Record extracts ::
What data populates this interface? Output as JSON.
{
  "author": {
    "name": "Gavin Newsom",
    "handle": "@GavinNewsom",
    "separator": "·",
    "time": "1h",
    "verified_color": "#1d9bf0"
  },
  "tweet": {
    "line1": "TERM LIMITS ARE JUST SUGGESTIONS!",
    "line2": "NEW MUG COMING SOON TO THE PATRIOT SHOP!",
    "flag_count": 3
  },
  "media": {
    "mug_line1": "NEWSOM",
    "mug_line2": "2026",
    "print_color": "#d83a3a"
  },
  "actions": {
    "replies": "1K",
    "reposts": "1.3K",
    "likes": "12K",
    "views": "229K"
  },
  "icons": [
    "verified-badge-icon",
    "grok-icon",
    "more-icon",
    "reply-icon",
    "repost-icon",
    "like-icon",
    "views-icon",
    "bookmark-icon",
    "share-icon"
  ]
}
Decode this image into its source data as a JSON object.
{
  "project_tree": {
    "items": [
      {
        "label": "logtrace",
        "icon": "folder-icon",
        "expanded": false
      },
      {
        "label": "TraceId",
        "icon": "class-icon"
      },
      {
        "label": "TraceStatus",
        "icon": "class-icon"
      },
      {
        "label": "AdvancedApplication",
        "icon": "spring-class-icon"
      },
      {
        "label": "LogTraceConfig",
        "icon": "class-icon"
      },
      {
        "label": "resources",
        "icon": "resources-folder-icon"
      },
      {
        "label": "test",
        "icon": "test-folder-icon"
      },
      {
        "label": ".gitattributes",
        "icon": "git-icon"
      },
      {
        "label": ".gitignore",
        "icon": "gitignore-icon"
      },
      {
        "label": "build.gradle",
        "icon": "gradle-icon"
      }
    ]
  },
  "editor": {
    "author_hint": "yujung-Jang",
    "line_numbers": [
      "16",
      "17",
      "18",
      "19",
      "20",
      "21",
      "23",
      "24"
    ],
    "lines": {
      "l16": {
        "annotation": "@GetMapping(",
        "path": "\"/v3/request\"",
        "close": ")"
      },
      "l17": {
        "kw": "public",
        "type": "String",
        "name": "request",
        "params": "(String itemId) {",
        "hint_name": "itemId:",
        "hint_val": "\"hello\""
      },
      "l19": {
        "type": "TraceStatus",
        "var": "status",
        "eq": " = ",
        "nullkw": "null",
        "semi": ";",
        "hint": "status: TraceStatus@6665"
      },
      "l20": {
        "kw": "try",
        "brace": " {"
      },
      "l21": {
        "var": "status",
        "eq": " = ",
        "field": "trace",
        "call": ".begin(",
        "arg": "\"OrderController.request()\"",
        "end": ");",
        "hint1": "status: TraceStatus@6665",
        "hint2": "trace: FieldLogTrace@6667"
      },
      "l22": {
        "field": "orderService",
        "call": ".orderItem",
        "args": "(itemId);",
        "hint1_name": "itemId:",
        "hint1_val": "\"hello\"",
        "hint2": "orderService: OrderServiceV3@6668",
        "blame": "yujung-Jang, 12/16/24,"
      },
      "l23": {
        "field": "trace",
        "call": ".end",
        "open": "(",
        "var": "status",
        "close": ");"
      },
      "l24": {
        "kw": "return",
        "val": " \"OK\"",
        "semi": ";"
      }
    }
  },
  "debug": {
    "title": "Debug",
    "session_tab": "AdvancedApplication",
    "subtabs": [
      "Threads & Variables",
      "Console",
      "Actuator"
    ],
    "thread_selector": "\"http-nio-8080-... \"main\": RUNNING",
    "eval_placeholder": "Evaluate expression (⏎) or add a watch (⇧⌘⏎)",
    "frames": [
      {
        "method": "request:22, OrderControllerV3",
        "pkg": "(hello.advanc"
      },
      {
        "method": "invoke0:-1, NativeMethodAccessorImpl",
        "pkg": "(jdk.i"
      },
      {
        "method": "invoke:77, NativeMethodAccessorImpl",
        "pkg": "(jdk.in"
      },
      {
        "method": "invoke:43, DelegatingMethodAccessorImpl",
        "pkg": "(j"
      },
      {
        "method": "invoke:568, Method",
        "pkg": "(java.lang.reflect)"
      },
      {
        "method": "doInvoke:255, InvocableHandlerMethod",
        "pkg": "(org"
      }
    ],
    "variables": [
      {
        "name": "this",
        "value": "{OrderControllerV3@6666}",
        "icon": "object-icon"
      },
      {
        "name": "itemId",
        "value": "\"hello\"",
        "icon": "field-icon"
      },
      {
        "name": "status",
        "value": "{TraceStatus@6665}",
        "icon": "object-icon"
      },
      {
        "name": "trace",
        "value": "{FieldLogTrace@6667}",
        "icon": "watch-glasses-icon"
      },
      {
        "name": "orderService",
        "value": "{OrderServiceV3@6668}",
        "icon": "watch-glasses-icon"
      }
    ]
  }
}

Exercise details :: Reproduce the complete set of lines precisely as supplied.

The response ::
What data populates this interface? Output as JSON.
{
  "author": {
    "name": "Gavin Newsom",
    "handle": "@GavinNewsom",
    "separator": "·",
    "time": "1h",
    "verified_color": "#1d9bf0"
  },
  "tweet": {
    "line1": "TERM LIMITS ARE JUST SUGGESTIONS!",
    "line2": "NEW MUG COMING SOON TO THE PATRIOT SHOP!",
    "flag_count": 3
  },
  "media": {
    "mug_line1": "NEWSOM",
    "mug_line2": "2026",
    "print_color": "#d83a3a"
  },
  "actions": {
    "replies": "1K",
    "reposts": "1.3K",
    "likes": "12K",
    "views": "229K"
  },
  "icons": [
    "verified-badge-icon",
    "grok-icon",
    "more-icon",
    "reply-icon",
    "repost-icon",
    "like-icon",
    "views-icon",
    "bookmark-icon",
    "share-icon"
  ]
}
Decode this image into its source data as a JSON object.
{
  "project_tree": {
    "items": [
      {
        "label": "logtrace",
        "icon": "folder-icon",
        "expanded": false
      },
      {
        "label": "TraceId",
        "icon": "class-icon"
      },
      {
        "label": "TraceStatus",
        "icon": "class-icon"
      },
      {
        "label": "AdvancedApplication",
        "icon": "spring-class-icon"
      },
      {
        "label": "LogTraceConfig",
        "icon": "class-icon"
      },
      {
        "label": "resources",
        "icon": "resources-folder-icon"
      },
      {
        "label": "test",
        "icon": "test-folder-icon"
      },
      {
        "label": ".gitattributes",
        "icon": "git-icon"
      },
      {
        "label": ".gitignore",
        "icon": "gitignore-icon"
      },
      {
        "label": "build.gradle",
        "icon": "gradle-icon"
      }
    ]
  },
  "editor": {
    "author_hint": "yujung-Jang",
    "line_numbers": [
      "16",
      "17",
      "18",
      "19",
      "20",
      "21",
      "23",
      "24"
    ],
    "lines": {
      "l16": {
        "annotation": "@GetMapping(",
        "path": "\"/v3/request\"",
        "close": ")"
      },
      "l17": {
        "kw": "public",
        "type": "String",
        "name": "request",
        "params": "(String itemId) {",
        "hint_name": "itemId:",
        "hint_val": "\"hello\""
      },
      "l19": {
        "type": "TraceStatus",
        "var": "status",
        "eq": " = ",
        "nullkw": "null",
        "semi": ";",
        "hint": "status: TraceStatus@6665"
      },
      "l20": {
        "kw": "try",
        "brace": " {"
      },
      "l21": {
        "var": "status",
        "eq": " = ",
        "field": "trace",
        "call": ".begin(",
        "arg": "\"OrderController.request()\"",
        "end": ");",
        "hint1": "status: TraceStatus@6665",
        "hint2": "trace: FieldLogTrace@6667"
      },
      "l22": {
        "field": "orderService",
        "call": ".orderItem",
        "args": "(itemId);",
        "hint1_name": "itemId:",
        "hint1_val": "\"hello\"",
        "hint2": "orderService: OrderServiceV3@6668",
        "blame": "yujung-Jang, 12/16/24,"
      },
      "l23": {
        "field": "trace",
        "call": ".end",
        "open": "(",
        "var": "status",
        "close": ");"
      },
      "l24": {
        "kw": "return",
        "val": " \"OK\"",
        "semi": ";"
      }
    }
  },
  "debug": {
    "title": "Debug",
    "session_tab": "AdvancedApplication",
    "subtabs": [
      "Threads & Variables",
      "Console",
      "Actuator"
    ],
    "thread_selector": "\"http-nio-8080-... \"main\": RUNNING",
    "eval_placeholder": "Evaluate expression (⏎) or add a watch (⇧⌘⏎)",
    "frames": [
      {
        "method": "request:22, OrderControllerV3",
        "pkg": "(hello.advanc"
      },
      {
        "method": "invoke0:-1, NativeMethodAccessorImpl",
        "pkg": "(jdk.i"
      },
      {
        "method": "invoke:77, NativeMethodAccessorImpl",
        "pkg": "(jdk.in"
      },
      {
        "method": "invoke:43, DelegatingMethodAccessorImpl",
        "pkg": "(j"
      },
      {
        "method": "invoke:568, Method",
        "pkg": "(java.lang.reflect)"
      },
      {
        "method": "doInvoke:255, InvocableHandlerMethod",
        "pkg": "(org"
      }
    ],
    "variables": [
      {
        "name": "this",
        "value": "{OrderControllerV3@6666}",
        "icon": "object-icon"
      },
      {
        "name": "itemId",
        "value": "\"hello\"",
        "icon": "field-icon"
      },
      {
        "name": "status",
        "value": "{TraceStatus@6665}",
        "icon": "object-icon"
      },
      {
        "name": "trace",
        "value": "{FieldLogTrace@6667}",
        "icon": "watch-glasses-icon"
      },
      {
        "name": "orderService",
        "value": "{OrderServiceV3@6668}",
        "icon": "watch-glasses-icon"
      }
    ]
  }
}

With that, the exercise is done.